== Data
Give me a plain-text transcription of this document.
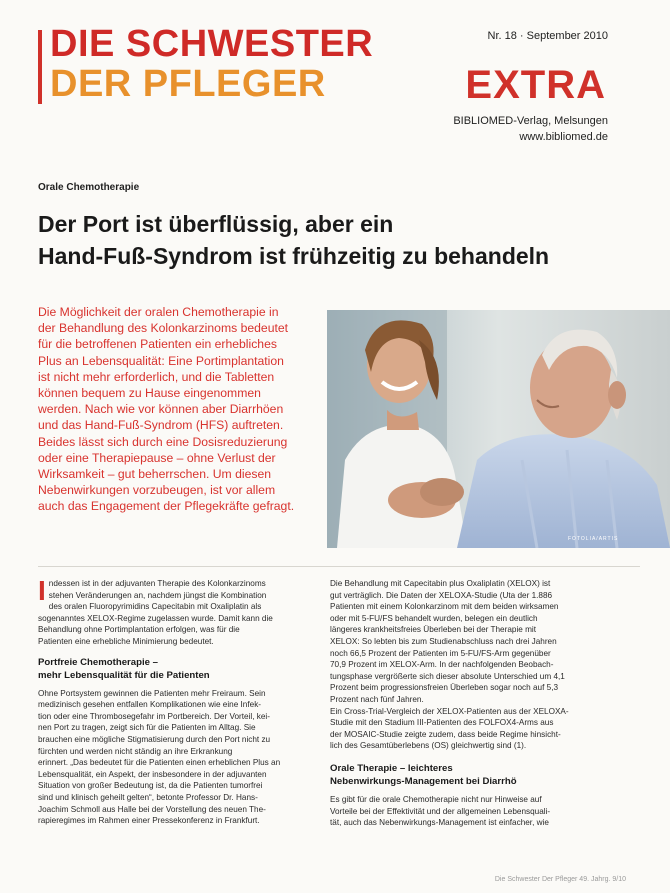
DIE SCHWESTER
DER PFLEGER
Nr. 18 · September 2010
EXTRA
BIBLIOMED-Verlag, Melsungen
www.bibliomed.de
Orale Chemotherapie
Der Port ist überflüssig, aber ein
Hand-Fuß-Syndrom ist frühzeitig zu behandeln
Die Möglichkeit der oralen Chemotherapie in
der Behandlung des Kolonkarzinoms bedeutet
für die betroffenen Patienten ein erhebliches
Plus an Lebensqualität: Eine Portimplantation
ist nicht mehr erforderlich, und die Tabletten
können bequem zu Hause eingenommen
werden. Nach wie vor können aber Diarrhöen
und das Hand-Fuß-Syndrom (HFS) auftreten.
Beides lässt sich durch eine Dosisreduzierung
oder eine Therapiepause – ohne Verlust der
Wirksamkeit – gut beherrschen. Um diesen
Nebenwirkungen vorzubeugen, ist vor allem
auch das Engagement der Pflegekräfte gefragt.
FOTOLIA/ARTIS
I ndessen ist in der adjuvanten Therapie des Kolonkarzinoms
stehen Veränderungen an, nachdem jüngst die Kombination
des oralen Fluoropyrimidins Capecitabin mit Oxaliplatin als
sogenanntes XELOX-Regime zugelassen wurde. Damit kann die
Behandlung ohne Portimplantation erfolgen, was für die
Patienten eine erhebliche Minimierung bedeutet.
Portfreie Chemotherapie –
mehr Lebensqualität für die Patienten
Ohne Portsystem gewinnen die Patienten mehr Freiraum. Sein
medizinisch gesehen entfallen Komplikationen wie eine Infek-
tion oder eine Thrombosegefahr im Portbereich. Der Vorteil, kei-
nen Port zu tragen, zeigt sich für die Patienten im Alltag. Sie
brauchen eine mögliche Stigmatisierung durch den Port nicht zu
fürchten und werden nicht ständig an ihre Erkrankung
erinnert. „Das bedeutet für die Patienten einen erheblichen Plus an
Lebensqualität, ein Aspekt, der insbesondere in der adjuvanten
Situation von großer Bedeutung ist, da die Patienten tumorfrei
sind und klinisch geheilt gelten“, betonte Professor Dr. Hans-
Joachim Schmoll aus Halle bei der Vorstellung des neuen The-
rapieregimes im Rahmen einer Pressekonferenz in Frankfurt.
Die Behandlung mit Capecitabin plus Oxaliplatin (XELOX) ist
gut verträglich. Die Daten der XELOXA-Studie (Uta der 1.886
Patienten mit einem Kolonkarzinom mit dem beiden wirksamen
oder mit 5-FU/FS behandelt wurden, belegen ein deutlich
längeres krankheitsfreies Überleben bei der Therapie mit
XELOX: So lebten bis zum Studienabschluss nach drei Jahren
noch 66,5 Prozent der Patienten im 5-FU/FS-Arm gegenüber
70,9 Prozent im XELOX-Arm. In der nachfolgenden Beobach-
tungsphase vergrößerte sich dieser absolute Unterschied um 4,1
Prozent beim progressionsfreien Überleben sogar noch auf 5,3
Prozent nach fünf Jahren.
Ein Cross-Trial-Vergleich der XELOX-Patienten aus der XELOXA-
Studie mit den Stadium III-Patienten des FOLFOX4-Arms aus
der MOSAIC-Studie zeigte zudem, dass beide Regime hinsicht-
lich des Gesamtüberlebens (OS) gleichwertig sind (1).
Orale Therapie – leichteres
Nebenwirkungs-Management bei Diarrhö
Es gibt für die orale Chemotherapie nicht nur Hinweise auf
Vorteile bei der Effektivität und der allgemeinen Lebensquali-
tät, auch das Nebenwirkungs-Management ist einfacher, wie
Die Schwester Der Pfleger 49. Jahrg. 9/10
====
Task objective: What you hand back should match the listing exactly, except that no pictures appear.

Result:
Give me a plain-text transcription of this document.
DIE SCHWESTER
DER PFLEGER
Nr. 18 · September 2010
EXTRA
BIBLIOMED-Verlag, Melsungen
www.bibliomed.de
Orale Chemotherapie
Der Port ist überflüssig, aber ein
Hand-Fuß-Syndrom ist frühzeitig zu behandeln
Die Möglichkeit der oralen Chemotherapie in
der Behandlung des Kolonkarzinoms bedeutet
für die betroffenen Patienten ein erhebliches
Plus an Lebensqualität: Eine Portimplantation
ist nicht mehr erforderlich, und die Tabletten
können bequem zu Hause eingenommen
werden. Nach wie vor können aber Diarrhöen
und das Hand-Fuß-Syndrom (HFS) auftreten.
Beides lässt sich durch eine Dosisreduzierung
oder eine Therapiepause – ohne Verlust der
Wirksamkeit – gut beherrschen. Um diesen
Nebenwirkungen vorzubeugen, ist vor allem
auch das Engagement der Pflegekräfte gefragt.
FOTOLIA/ARTIS
I ndessen ist in der adjuvanten Therapie des Kolonkarzinoms
stehen Veränderungen an, nachdem jüngst die Kombination
des oralen Fluoropyrimidins Capecitabin mit Oxaliplatin als
sogenanntes XELOX-Regime zugelassen wurde. Damit kann die
Behandlung ohne Portimplantation erfolgen, was für die
Patienten eine erhebliche Minimierung bedeutet.
Portfreie Chemotherapie –
mehr Lebensqualität für die Patienten
Ohne Portsystem gewinnen die Patienten mehr Freiraum. Sein
medizinisch gesehen entfallen Komplikationen wie eine Infek-
tion oder eine Thrombosegefahr im Portbereich. Der Vorteil, kei-
nen Port zu tragen, zeigt sich für die Patienten im Alltag. Sie
brauchen eine mögliche Stigmatisierung durch den Port nicht zu
fürchten und werden nicht ständig an ihre Erkrankung
erinnert. „Das bedeutet für die Patienten einen erheblichen Plus an
Lebensqualität, ein Aspekt, der insbesondere in der adjuvanten
Situation von großer Bedeutung ist, da die Patienten tumorfrei
sind und klinisch geheilt gelten“, betonte Professor Dr. Hans-
Joachim Schmoll aus Halle bei der Vorstellung des neuen The-
rapieregimes im Rahmen einer Pressekonferenz in Frankfurt.
Die Behandlung mit Capecitabin plus Oxaliplatin (XELOX) ist
gut verträglich. Die Daten der XELOXA-Studie (Uta der 1.886
Patienten mit einem Kolonkarzinom mit dem beiden wirksamen
oder mit 5-FU/FS behandelt wurden, belegen ein deutlich
längeres krankheitsfreies Überleben bei der Therapie mit
XELOX: So lebten bis zum Studienabschluss nach drei Jahren
noch 66,5 Prozent der Patienten im 5-FU/FS-Arm gegenüber
70,9 Prozent im XELOX-Arm. In der nachfolgenden Beobach-
tungsphase vergrößerte sich dieser absolute Unterschied um 4,1
Prozent beim progressionsfreien Überleben sogar noch auf 5,3
Prozent nach fünf Jahren.
Ein Cross-Trial-Vergleich der XELOX-Patienten aus der XELOXA-
Studie mit den Stadium III-Patienten des FOLFOX4-Arms aus
der MOSAIC-Studie zeigte zudem, dass beide Regime hinsicht-
lich des Gesamtüberlebens (OS) gleichwertig sind (1).
Orale Therapie – leichteres
Nebenwirkungs-Management bei Diarrhö
Es gibt für die orale Chemotherapie nicht nur Hinweise auf
Vorteile bei der Effektivität und der allgemeinen Lebensquali-
tät, auch das Nebenwirkungs-Management ist einfacher, wie
Die Schwester Der Pfleger 49. Jahrg. 9/10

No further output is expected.